[Stored items]

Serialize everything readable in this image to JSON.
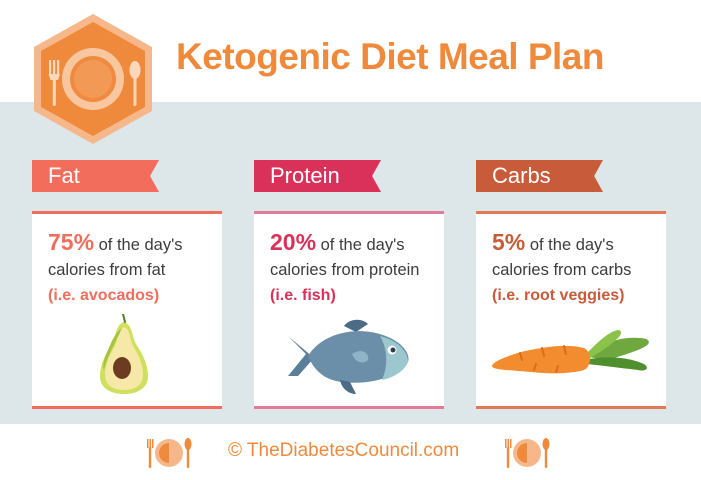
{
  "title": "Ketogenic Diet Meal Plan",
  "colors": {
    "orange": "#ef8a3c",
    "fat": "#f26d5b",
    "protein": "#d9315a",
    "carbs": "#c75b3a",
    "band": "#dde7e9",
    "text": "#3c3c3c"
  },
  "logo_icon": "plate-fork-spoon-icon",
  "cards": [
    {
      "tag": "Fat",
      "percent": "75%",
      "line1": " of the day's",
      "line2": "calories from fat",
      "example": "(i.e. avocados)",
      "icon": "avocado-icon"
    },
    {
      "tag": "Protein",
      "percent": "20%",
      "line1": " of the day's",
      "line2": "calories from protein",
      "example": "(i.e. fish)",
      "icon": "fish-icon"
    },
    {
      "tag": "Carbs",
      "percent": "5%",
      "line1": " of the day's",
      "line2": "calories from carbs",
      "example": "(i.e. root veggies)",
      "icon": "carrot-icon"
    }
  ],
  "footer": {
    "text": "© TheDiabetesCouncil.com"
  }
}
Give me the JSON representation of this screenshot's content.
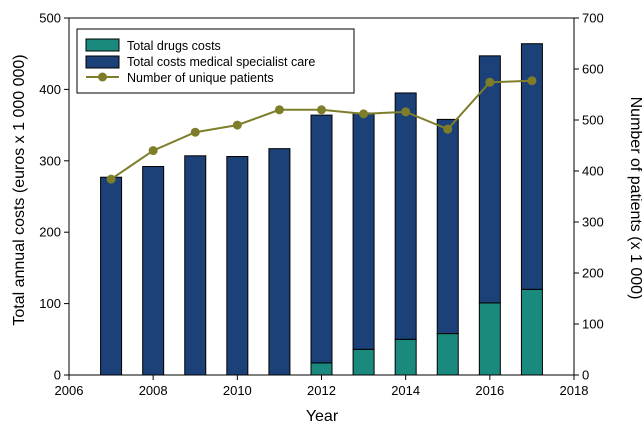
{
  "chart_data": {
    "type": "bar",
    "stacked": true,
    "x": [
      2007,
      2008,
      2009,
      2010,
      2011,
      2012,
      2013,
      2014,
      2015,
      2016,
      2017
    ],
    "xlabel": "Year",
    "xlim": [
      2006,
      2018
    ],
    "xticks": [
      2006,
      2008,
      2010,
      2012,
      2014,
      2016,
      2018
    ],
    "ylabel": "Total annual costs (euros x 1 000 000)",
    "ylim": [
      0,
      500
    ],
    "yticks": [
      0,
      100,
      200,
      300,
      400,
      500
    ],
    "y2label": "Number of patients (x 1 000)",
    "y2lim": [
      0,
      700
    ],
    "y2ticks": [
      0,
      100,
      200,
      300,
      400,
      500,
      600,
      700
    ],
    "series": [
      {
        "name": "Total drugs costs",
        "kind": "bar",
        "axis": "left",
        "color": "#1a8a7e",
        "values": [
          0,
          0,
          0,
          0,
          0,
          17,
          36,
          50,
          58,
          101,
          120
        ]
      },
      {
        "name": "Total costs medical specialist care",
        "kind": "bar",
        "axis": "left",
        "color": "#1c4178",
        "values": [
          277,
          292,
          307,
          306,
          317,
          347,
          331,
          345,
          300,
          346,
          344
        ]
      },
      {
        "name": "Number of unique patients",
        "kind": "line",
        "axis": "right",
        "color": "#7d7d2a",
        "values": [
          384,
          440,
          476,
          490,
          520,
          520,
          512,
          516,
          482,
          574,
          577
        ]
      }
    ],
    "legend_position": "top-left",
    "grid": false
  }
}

Exercise instructions: Write every line of the data out again exactly, leaving out all images.

Response:
Serialize everything readable in this image to JSON.
{
  "title": "Ketogenic Diet Meal Plan",
  "colors": {
    "orange": "#ef8a3c",
    "fat": "#f26d5b",
    "protein": "#d9315a",
    "carbs": "#c75b3a",
    "band": "#dde7e9",
    "text": "#3c3c3c"
  },
  "logo_icon": "plate-fork-spoon-icon",
  "cards": [
    {
      "tag": "Fat",
      "percent": "75%",
      "line1": " of the day's",
      "line2": "calories from fat",
      "example": "(i.e. avocados)",
      "icon": "avocado-icon"
    },
    {
      "tag": "Protein",
      "percent": "20%",
      "line1": " of the day's",
      "line2": "calories from protein",
      "example": "(i.e. fish)",
      "icon": "fish-icon"
    },
    {
      "tag": "Carbs",
      "percent": "5%",
      "line1": " of the day's",
      "line2": "calories from carbs",
      "example": "(i.e. root veggies)",
      "icon": "carrot-icon"
    }
  ],
  "footer": {
    "text": "© TheDiabetesCouncil.com"
  }
}
Give me the JSON representation of this screenshot's content.
{
  "chart_data": {
    "type": "bar",
    "stacked": true,
    "x": [
      2007,
      2008,
      2009,
      2010,
      2011,
      2012,
      2013,
      2014,
      2015,
      2016,
      2017
    ],
    "xlabel": "Year",
    "xlim": [
      2006,
      2018
    ],
    "xticks": [
      2006,
      2008,
      2010,
      2012,
      2014,
      2016,
      2018
    ],
    "ylabel": "Total annual costs (euros x 1 000 000)",
    "ylim": [
      0,
      500
    ],
    "yticks": [
      0,
      100,
      200,
      300,
      400,
      500
    ],
    "y2label": "Number of patients (x 1 000)",
    "y2lim": [
      0,
      700
    ],
    "y2ticks": [
      0,
      100,
      200,
      300,
      400,
      500,
      600,
      700
    ],
    "series": [
      {
        "name": "Total drugs costs",
        "kind": "bar",
        "axis": "left",
        "color": "#1a8a7e",
        "values": [
          0,
          0,
          0,
          0,
          0,
          17,
          36,
          50,
          58,
          101,
          120
        ]
      },
      {
        "name": "Total costs medical specialist care",
        "kind": "bar",
        "axis": "left",
        "color": "#1c4178",
        "values": [
          277,
          292,
          307,
          306,
          317,
          347,
          331,
          345,
          300,
          346,
          344
        ]
      },
      {
        "name": "Number of unique patients",
        "kind": "line",
        "axis": "right",
        "color": "#7d7d2a",
        "values": [
          384,
          440,
          476,
          490,
          520,
          520,
          512,
          516,
          482,
          574,
          577
        ]
      }
    ],
    "legend_position": "top-left",
    "grid": false
  }
}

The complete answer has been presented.